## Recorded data
──────

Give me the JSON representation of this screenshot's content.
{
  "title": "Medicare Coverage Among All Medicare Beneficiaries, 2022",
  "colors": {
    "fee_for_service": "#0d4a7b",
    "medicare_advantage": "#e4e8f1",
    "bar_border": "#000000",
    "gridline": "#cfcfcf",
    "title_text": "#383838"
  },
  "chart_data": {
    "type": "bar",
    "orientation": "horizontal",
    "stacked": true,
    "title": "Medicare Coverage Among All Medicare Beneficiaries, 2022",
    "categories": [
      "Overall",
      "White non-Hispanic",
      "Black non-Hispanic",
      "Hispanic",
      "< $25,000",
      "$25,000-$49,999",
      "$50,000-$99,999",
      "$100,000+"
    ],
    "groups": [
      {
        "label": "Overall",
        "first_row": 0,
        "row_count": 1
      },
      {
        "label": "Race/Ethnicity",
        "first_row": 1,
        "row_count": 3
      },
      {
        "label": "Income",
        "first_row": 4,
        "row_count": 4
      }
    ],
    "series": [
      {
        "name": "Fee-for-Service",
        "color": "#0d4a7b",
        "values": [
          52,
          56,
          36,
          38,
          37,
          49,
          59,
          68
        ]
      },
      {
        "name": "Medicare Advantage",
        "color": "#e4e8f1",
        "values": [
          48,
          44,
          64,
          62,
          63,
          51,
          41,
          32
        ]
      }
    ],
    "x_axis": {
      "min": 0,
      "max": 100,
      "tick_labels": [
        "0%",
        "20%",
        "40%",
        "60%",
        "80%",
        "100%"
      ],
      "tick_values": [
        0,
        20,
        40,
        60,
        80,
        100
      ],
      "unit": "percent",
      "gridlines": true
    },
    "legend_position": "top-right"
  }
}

──────

## STATED EXERCISE
Please set down the whole listing above without altering a single line.

## THE ANSWER
Give me the JSON representation of this screenshot's content.
{
  "title": "Medicare Coverage Among All Medicare Beneficiaries, 2022",
  "colors": {
    "fee_for_service": "#0d4a7b",
    "medicare_advantage": "#e4e8f1",
    "bar_border": "#000000",
    "gridline": "#cfcfcf",
    "title_text": "#383838"
  },
  "chart_data": {
    "type": "bar",
    "orientation": "horizontal",
    "stacked": true,
    "title": "Medicare Coverage Among All Medicare Beneficiaries, 2022",
    "categories": [
      "Overall",
      "White non-Hispanic",
      "Black non-Hispanic",
      "Hispanic",
      "< $25,000",
      "$25,000-$49,999",
      "$50,000-$99,999",
      "$100,000+"
    ],
    "groups": [
      {
        "label": "Overall",
        "first_row": 0,
        "row_count": 1
      },
      {
        "label": "Race/Ethnicity",
        "first_row": 1,
        "row_count": 3
      },
      {
        "label": "Income",
        "first_row": 4,
        "row_count": 4
      }
    ],
    "series": [
      {
        "name": "Fee-for-Service",
        "color": "#0d4a7b",
        "values": [
          52,
          56,
          36,
          38,
          37,
          49,
          59,
          68
        ]
      },
      {
        "name": "Medicare Advantage",
        "color": "#e4e8f1",
        "values": [
          48,
          44,
          64,
          62,
          63,
          51,
          41,
          32
        ]
      }
    ],
    "x_axis": {
      "min": 0,
      "max": 100,
      "tick_labels": [
        "0%",
        "20%",
        "40%",
        "60%",
        "80%",
        "100%"
      ],
      "tick_values": [
        0,
        20,
        40,
        60,
        80,
        100
      ],
      "unit": "percent",
      "gridlines": true
    },
    "legend_position": "top-right"
  }
}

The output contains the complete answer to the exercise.